Work out how many lines in the entries contain the string "ylabel", and give nothing but that number.

+-------+

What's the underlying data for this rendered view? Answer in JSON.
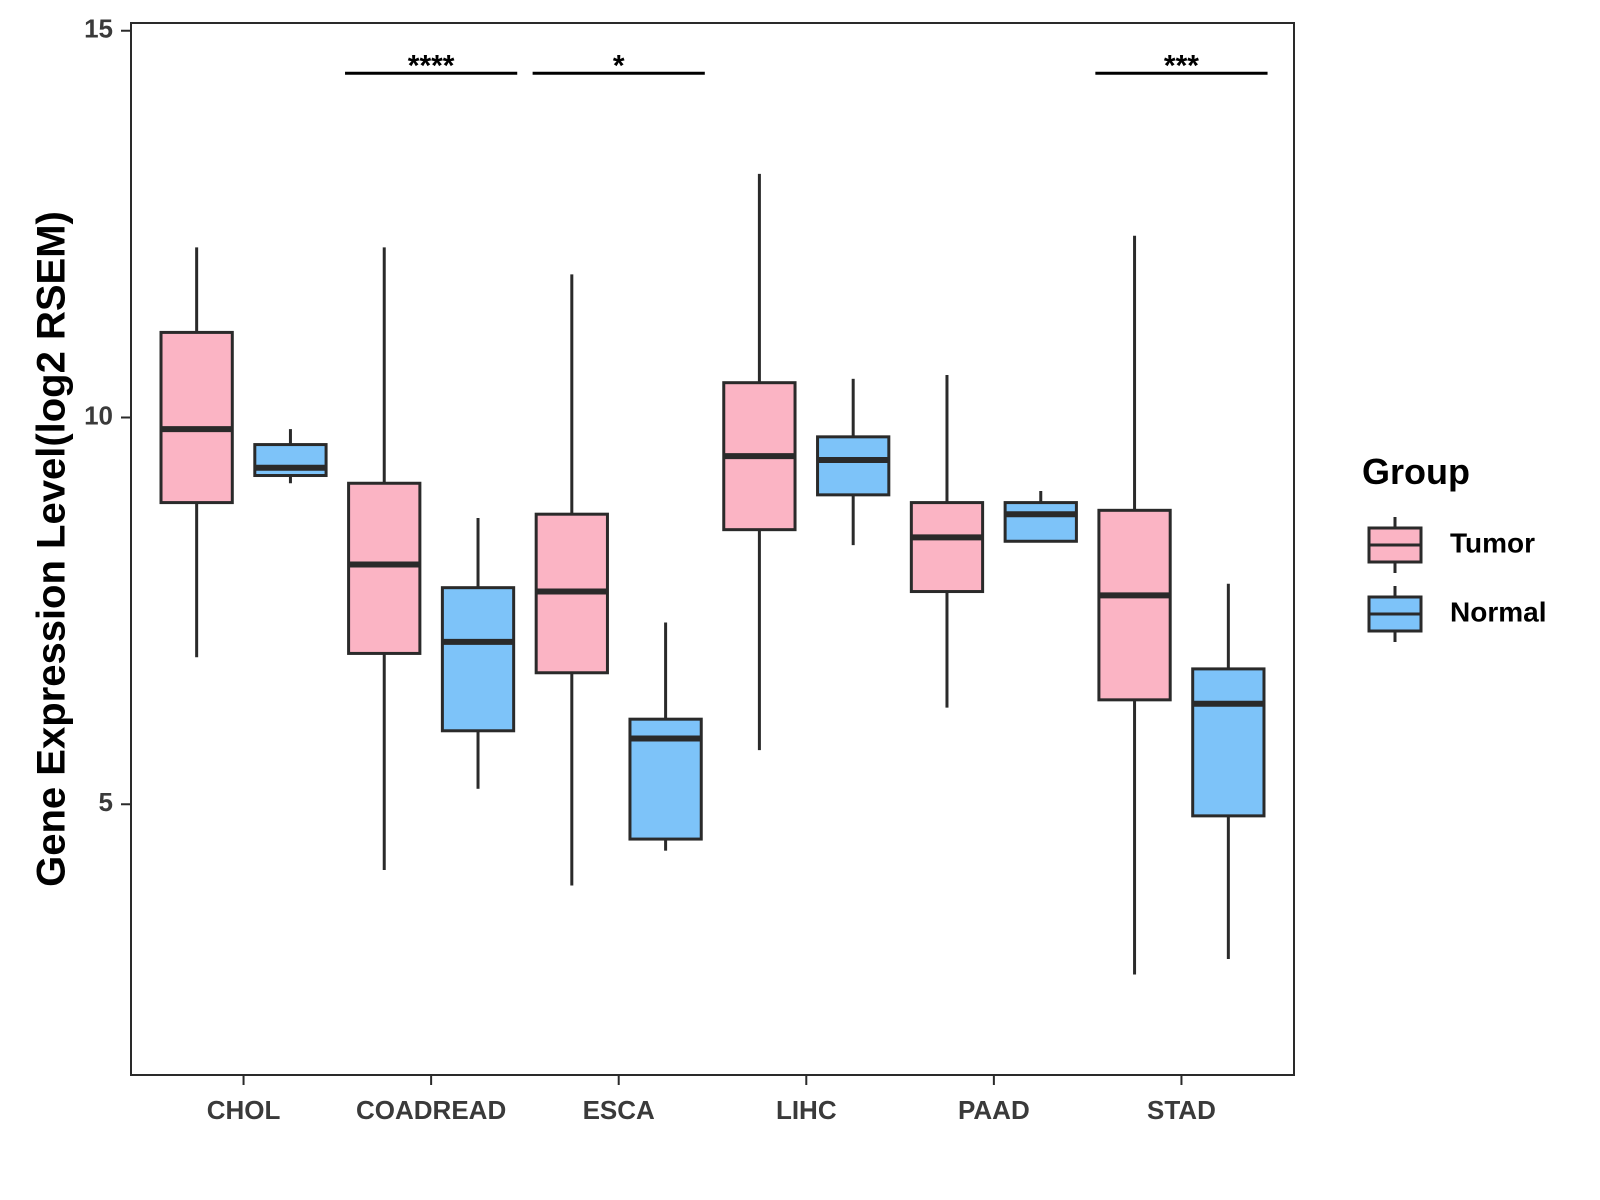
{
  "chart_data": {
    "type": "boxplot",
    "title": "",
    "xlabel": "",
    "ylabel": "Gene Expression Level(log2 RSEM)",
    "ylim": [
      1.5,
      15.1
    ],
    "yticks": [
      5,
      10,
      15
    ],
    "categories": [
      "CHOL",
      "COADREAD",
      "ESCA",
      "LIHC",
      "PAAD",
      "STAD"
    ],
    "legend": {
      "title": "Group",
      "position": "right",
      "entries": [
        {
          "name": "Tumor",
          "color": "#fbb4c4"
        },
        {
          "name": "Normal",
          "color": "#7dc3f9"
        }
      ]
    },
    "series": [
      {
        "name": "Tumor",
        "color": "#fbb4c4",
        "boxes": [
          {
            "whisker_low": 6.9,
            "q1": 8.9,
            "median": 9.85,
            "q3": 11.1,
            "whisker_high": 12.2
          },
          {
            "whisker_low": 4.15,
            "q1": 6.95,
            "median": 8.1,
            "q3": 9.15,
            "whisker_high": 12.2
          },
          {
            "whisker_low": 3.95,
            "q1": 6.7,
            "median": 7.75,
            "q3": 8.75,
            "whisker_high": 11.85
          },
          {
            "whisker_low": 5.7,
            "q1": 8.55,
            "median": 9.5,
            "q3": 10.45,
            "whisker_high": 13.15
          },
          {
            "whisker_low": 6.25,
            "q1": 7.75,
            "median": 8.45,
            "q3": 8.9,
            "whisker_high": 10.55
          },
          {
            "whisker_low": 2.8,
            "q1": 6.35,
            "median": 7.7,
            "q3": 8.8,
            "whisker_high": 12.35
          }
        ]
      },
      {
        "name": "Normal",
        "color": "#7dc3f9",
        "boxes": [
          {
            "whisker_low": 9.15,
            "q1": 9.25,
            "median": 9.35,
            "q3": 9.65,
            "whisker_high": 9.85
          },
          {
            "whisker_low": 5.2,
            "q1": 5.95,
            "median": 7.1,
            "q3": 7.8,
            "whisker_high": 8.7
          },
          {
            "whisker_low": 4.4,
            "q1": 4.55,
            "median": 5.85,
            "q3": 6.1,
            "whisker_high": 7.35
          },
          {
            "whisker_low": 8.35,
            "q1": 9.0,
            "median": 9.45,
            "q3": 9.75,
            "whisker_high": 10.5
          },
          {
            "whisker_low": 8.4,
            "q1": 8.4,
            "median": 8.75,
            "q3": 8.9,
            "whisker_high": 9.05
          },
          {
            "whisker_low": 3.0,
            "q1": 4.85,
            "median": 6.3,
            "q3": 6.75,
            "whisker_high": 7.85
          }
        ]
      }
    ],
    "annotations": [
      {
        "category": "COADREAD",
        "label": "****",
        "y": 14.45
      },
      {
        "category": "ESCA",
        "label": "*",
        "y": 14.45
      },
      {
        "category": "STAD",
        "label": "***",
        "y": 14.45
      }
    ]
  }
}
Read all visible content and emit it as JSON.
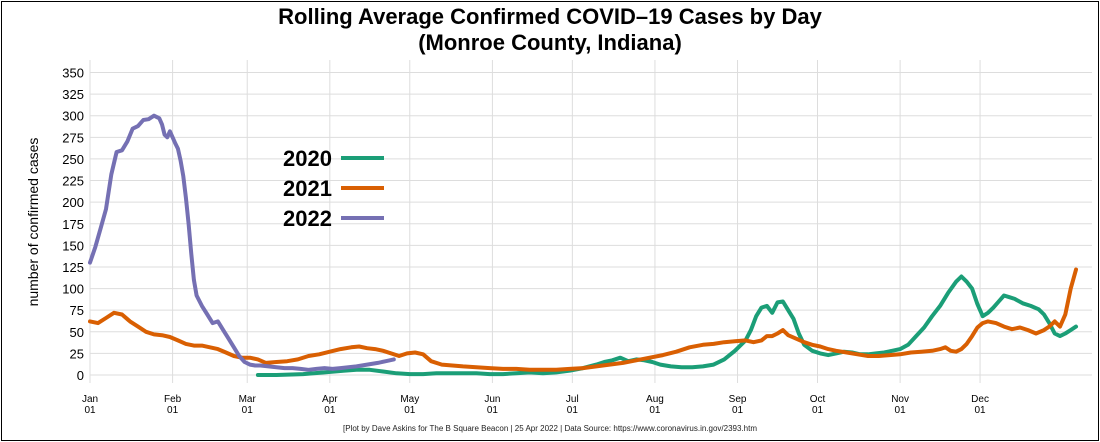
{
  "chart_data": {
    "type": "line",
    "title_line1": "Rolling Average Confirmed COVID–19 Cases by Day",
    "title_line2": "(Monroe County, Indiana)",
    "xlabel": "",
    "ylabel": "number of confirmed cases",
    "ylim": [
      0,
      350
    ],
    "xlim": [
      0,
      364
    ],
    "y_ticks": [
      0,
      25,
      50,
      75,
      100,
      125,
      150,
      175,
      200,
      225,
      250,
      275,
      300,
      325,
      350
    ],
    "x_ticks": [
      {
        "day": 0,
        "month": "Jan",
        "date": "01"
      },
      {
        "day": 31,
        "month": "Feb",
        "date": "01"
      },
      {
        "day": 59,
        "month": "Mar",
        "date": "01"
      },
      {
        "day": 90,
        "month": "Apr",
        "date": "01"
      },
      {
        "day": 120,
        "month": "May",
        "date": "01"
      },
      {
        "day": 151,
        "month": "Jun",
        "date": "01"
      },
      {
        "day": 181,
        "month": "Jul",
        "date": "01"
      },
      {
        "day": 212,
        "month": "Aug",
        "date": "01"
      },
      {
        "day": 243,
        "month": "Sep",
        "date": "01"
      },
      {
        "day": 273,
        "month": "Oct",
        "date": "01"
      },
      {
        "day": 304,
        "month": "Nov",
        "date": "01"
      },
      {
        "day": 334,
        "month": "Dec",
        "date": "01"
      }
    ],
    "grid": true,
    "legend_position": "upper-left",
    "series": [
      {
        "name": "2020",
        "color": "#1b9e77",
        "points": [
          [
            63,
            0
          ],
          [
            70,
            0
          ],
          [
            80,
            1
          ],
          [
            88,
            3
          ],
          [
            95,
            5
          ],
          [
            100,
            6
          ],
          [
            105,
            6
          ],
          [
            110,
            4
          ],
          [
            115,
            2
          ],
          [
            120,
            1
          ],
          [
            125,
            1
          ],
          [
            130,
            2
          ],
          [
            135,
            2
          ],
          [
            140,
            2
          ],
          [
            145,
            2
          ],
          [
            150,
            1
          ],
          [
            155,
            1
          ],
          [
            160,
            2
          ],
          [
            165,
            3
          ],
          [
            170,
            2
          ],
          [
            175,
            3
          ],
          [
            180,
            5
          ],
          [
            185,
            8
          ],
          [
            190,
            12
          ],
          [
            193,
            15
          ],
          [
            196,
            17
          ],
          [
            199,
            20
          ],
          [
            202,
            16
          ],
          [
            205,
            18
          ],
          [
            208,
            17
          ],
          [
            211,
            15
          ],
          [
            214,
            12
          ],
          [
            218,
            10
          ],
          [
            222,
            9
          ],
          [
            226,
            9
          ],
          [
            230,
            10
          ],
          [
            234,
            12
          ],
          [
            238,
            18
          ],
          [
            242,
            28
          ],
          [
            246,
            40
          ],
          [
            248,
            52
          ],
          [
            250,
            68
          ],
          [
            252,
            78
          ],
          [
            254,
            80
          ],
          [
            256,
            72
          ],
          [
            258,
            84
          ],
          [
            260,
            85
          ],
          [
            262,
            75
          ],
          [
            264,
            65
          ],
          [
            266,
            48
          ],
          [
            268,
            35
          ],
          [
            271,
            28
          ],
          [
            274,
            25
          ],
          [
            277,
            23
          ],
          [
            280,
            25
          ],
          [
            283,
            27
          ],
          [
            286,
            26
          ],
          [
            289,
            24
          ],
          [
            292,
            24
          ],
          [
            295,
            25
          ],
          [
            298,
            26
          ],
          [
            301,
            28
          ],
          [
            304,
            30
          ],
          [
            307,
            35
          ],
          [
            310,
            45
          ],
          [
            313,
            55
          ],
          [
            316,
            68
          ],
          [
            319,
            80
          ],
          [
            322,
            95
          ],
          [
            325,
            108
          ],
          [
            327,
            114
          ],
          [
            329,
            108
          ],
          [
            331,
            100
          ],
          [
            333,
            82
          ],
          [
            335,
            68
          ],
          [
            337,
            72
          ],
          [
            339,
            78
          ],
          [
            341,
            85
          ],
          [
            343,
            92
          ],
          [
            345,
            90
          ],
          [
            347,
            88
          ],
          [
            350,
            83
          ],
          [
            353,
            80
          ],
          [
            356,
            76
          ],
          [
            358,
            70
          ],
          [
            360,
            60
          ],
          [
            362,
            48
          ],
          [
            364,
            45
          ],
          [
            366,
            48
          ],
          [
            368,
            52
          ],
          [
            370,
            56
          ]
        ]
      },
      {
        "name": "2021",
        "color": "#d95f02",
        "points": [
          [
            0,
            62
          ],
          [
            3,
            60
          ],
          [
            6,
            66
          ],
          [
            9,
            72
          ],
          [
            12,
            70
          ],
          [
            15,
            62
          ],
          [
            18,
            56
          ],
          [
            21,
            50
          ],
          [
            24,
            47
          ],
          [
            27,
            46
          ],
          [
            30,
            44
          ],
          [
            33,
            40
          ],
          [
            36,
            36
          ],
          [
            39,
            34
          ],
          [
            42,
            34
          ],
          [
            45,
            32
          ],
          [
            48,
            30
          ],
          [
            51,
            26
          ],
          [
            54,
            22
          ],
          [
            57,
            20
          ],
          [
            60,
            20
          ],
          [
            63,
            18
          ],
          [
            66,
            14
          ],
          [
            70,
            15
          ],
          [
            74,
            16
          ],
          [
            78,
            18
          ],
          [
            82,
            22
          ],
          [
            86,
            24
          ],
          [
            90,
            27
          ],
          [
            94,
            30
          ],
          [
            98,
            32
          ],
          [
            101,
            33
          ],
          [
            104,
            31
          ],
          [
            107,
            30
          ],
          [
            110,
            28
          ],
          [
            113,
            25
          ],
          [
            116,
            22
          ],
          [
            119,
            25
          ],
          [
            122,
            26
          ],
          [
            125,
            24
          ],
          [
            128,
            16
          ],
          [
            132,
            12
          ],
          [
            136,
            11
          ],
          [
            140,
            10
          ],
          [
            145,
            9
          ],
          [
            150,
            8
          ],
          [
            155,
            7
          ],
          [
            160,
            7
          ],
          [
            165,
            6
          ],
          [
            170,
            6
          ],
          [
            175,
            6
          ],
          [
            180,
            7
          ],
          [
            185,
            8
          ],
          [
            190,
            10
          ],
          [
            195,
            12
          ],
          [
            200,
            14
          ],
          [
            205,
            17
          ],
          [
            210,
            20
          ],
          [
            215,
            23
          ],
          [
            220,
            27
          ],
          [
            225,
            32
          ],
          [
            230,
            35
          ],
          [
            234,
            36
          ],
          [
            238,
            38
          ],
          [
            242,
            39
          ],
          [
            246,
            40
          ],
          [
            249,
            38
          ],
          [
            252,
            40
          ],
          [
            254,
            45
          ],
          [
            256,
            45
          ],
          [
            258,
            48
          ],
          [
            260,
            52
          ],
          [
            262,
            46
          ],
          [
            265,
            42
          ],
          [
            268,
            38
          ],
          [
            271,
            35
          ],
          [
            274,
            33
          ],
          [
            277,
            30
          ],
          [
            280,
            28
          ],
          [
            284,
            26
          ],
          [
            288,
            24
          ],
          [
            292,
            22
          ],
          [
            296,
            22
          ],
          [
            300,
            23
          ],
          [
            304,
            24
          ],
          [
            308,
            26
          ],
          [
            312,
            27
          ],
          [
            316,
            28
          ],
          [
            319,
            30
          ],
          [
            321,
            32
          ],
          [
            323,
            28
          ],
          [
            325,
            27
          ],
          [
            327,
            30
          ],
          [
            329,
            36
          ],
          [
            331,
            45
          ],
          [
            333,
            55
          ],
          [
            335,
            60
          ],
          [
            337,
            62
          ],
          [
            340,
            60
          ],
          [
            343,
            56
          ],
          [
            346,
            53
          ],
          [
            349,
            55
          ],
          [
            352,
            52
          ],
          [
            355,
            48
          ],
          [
            358,
            52
          ],
          [
            360,
            56
          ],
          [
            362,
            62
          ],
          [
            364,
            56
          ],
          [
            366,
            70
          ],
          [
            368,
            100
          ],
          [
            370,
            122
          ]
        ]
      },
      {
        "name": "2022",
        "color": "#7570b3",
        "points": [
          [
            0,
            130
          ],
          [
            2,
            148
          ],
          [
            4,
            170
          ],
          [
            6,
            192
          ],
          [
            8,
            232
          ],
          [
            10,
            258
          ],
          [
            12,
            260
          ],
          [
            14,
            270
          ],
          [
            16,
            285
          ],
          [
            18,
            288
          ],
          [
            20,
            295
          ],
          [
            22,
            296
          ],
          [
            24,
            300
          ],
          [
            26,
            297
          ],
          [
            27,
            290
          ],
          [
            28,
            278
          ],
          [
            29,
            275
          ],
          [
            30,
            282
          ],
          [
            31,
            275
          ],
          [
            32,
            268
          ],
          [
            33,
            262
          ],
          [
            34,
            248
          ],
          [
            35,
            230
          ],
          [
            36,
            205
          ],
          [
            37,
            175
          ],
          [
            38,
            140
          ],
          [
            39,
            110
          ],
          [
            40,
            92
          ],
          [
            42,
            80
          ],
          [
            44,
            70
          ],
          [
            46,
            60
          ],
          [
            48,
            62
          ],
          [
            50,
            52
          ],
          [
            52,
            42
          ],
          [
            54,
            32
          ],
          [
            56,
            22
          ],
          [
            58,
            15
          ],
          [
            60,
            12
          ],
          [
            62,
            11
          ],
          [
            64,
            11
          ],
          [
            67,
            10
          ],
          [
            70,
            9
          ],
          [
            73,
            8
          ],
          [
            76,
            8
          ],
          [
            79,
            7
          ],
          [
            82,
            6
          ],
          [
            85,
            7
          ],
          [
            88,
            8
          ],
          [
            91,
            7
          ],
          [
            94,
            8
          ],
          [
            97,
            9
          ],
          [
            100,
            10
          ],
          [
            104,
            12
          ],
          [
            108,
            14
          ],
          [
            111,
            16
          ],
          [
            114,
            18
          ]
        ]
      }
    ]
  },
  "footer": "[Plot by Dave Askins for The B Square Beacon | 25 Apr 2022 | Data Source: https://www.coronavirus.in.gov/2393.htm"
}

+-------+

▶ **Solution for this exercise**
2